===== SUPPLIED MATERIAL =====

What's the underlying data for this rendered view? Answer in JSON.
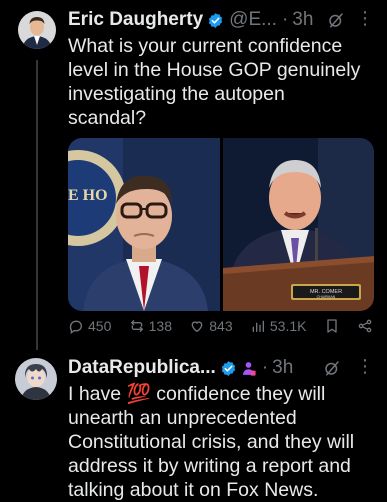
{
  "tweet1": {
    "author_name": "Eric Daugherty",
    "handle": "@E...",
    "separator": "·",
    "time": "3h",
    "text_lines": [
      "What is your current confidence",
      "level in the House GOP genuinely",
      "investigating the autopen",
      "scandal?"
    ],
    "nameplate": "MR. COMER",
    "nameplate_sub": "CHAIRMAN",
    "stats": {
      "replies": "450",
      "reposts": "138",
      "likes": "843",
      "views": "53.1K"
    }
  },
  "tweet2": {
    "author_name": "DataRepublica...",
    "separator": "·",
    "time": "3h",
    "emoji_100": "💯",
    "text_line1_before": "I have ",
    "text_line1_after": " confidence they will",
    "text_lines": [
      "unearth an unprecedented",
      "Constitutional crisis, and they will",
      "address it by writing a report and",
      "talking about it on Fox News."
    ]
  },
  "colors": {
    "background": "#000000",
    "text": "#e7e9ea",
    "muted": "#71767b",
    "verified": "#1d9bf0",
    "affiliate": "#a855f7"
  }
}
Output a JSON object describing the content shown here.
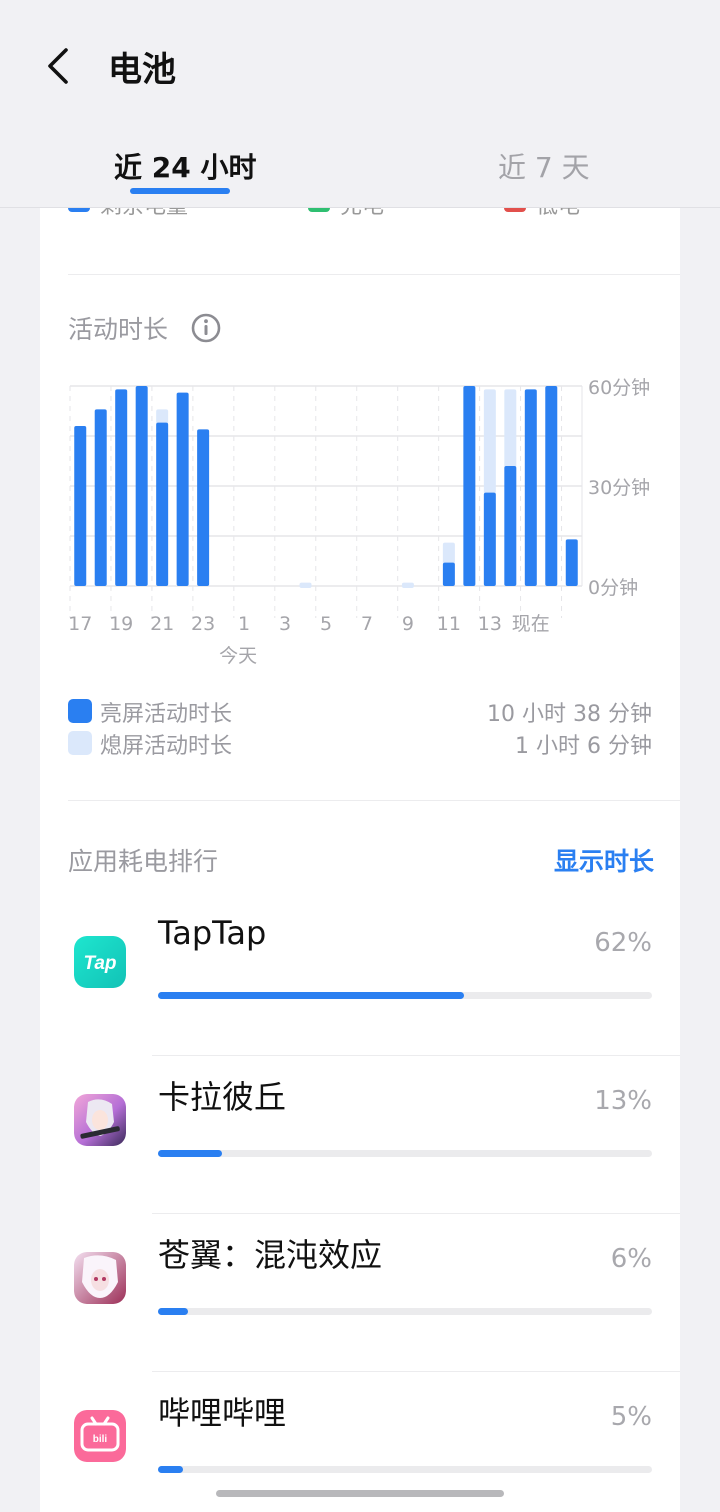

=====

STATED EXERCISE: Keep the pictures out of your copy, and repeat every entry above exactly.

WRITTEN SOLUTION:
What's the underlying data for this rendered view? Answer in JSON.
{
  "tweet1": {
    "author_name": "Eric Daugherty",
    "handle": "@E...",
    "separator": "·",
    "time": "3h",
    "text_lines": [
      "What is your current confidence",
      "level in the House GOP genuinely",
      "investigating the autopen",
      "scandal?"
    ],
    "nameplate": "MR. COMER",
    "nameplate_sub": "CHAIRMAN",
    "stats": {
      "replies": "450",
      "reposts": "138",
      "likes": "843",
      "views": "53.1K"
    }
  },
  "tweet2": {
    "author_name": "DataRepublica...",
    "separator": "·",
    "time": "3h",
    "emoji_100": "💯",
    "text_line1_before": "I have ",
    "text_line1_after": " confidence they will",
    "text_lines": [
      "unearth an unprecedented",
      "Constitutional crisis, and they will",
      "address it by writing a report and",
      "talking about it on Fox News."
    ]
  },
  "colors": {
    "background": "#000000",
    "text": "#e7e9ea",
    "muted": "#71767b",
    "verified": "#1d9bf0",
    "affiliate": "#a855f7"
  }
}
Output a JSON object describing the content shown here.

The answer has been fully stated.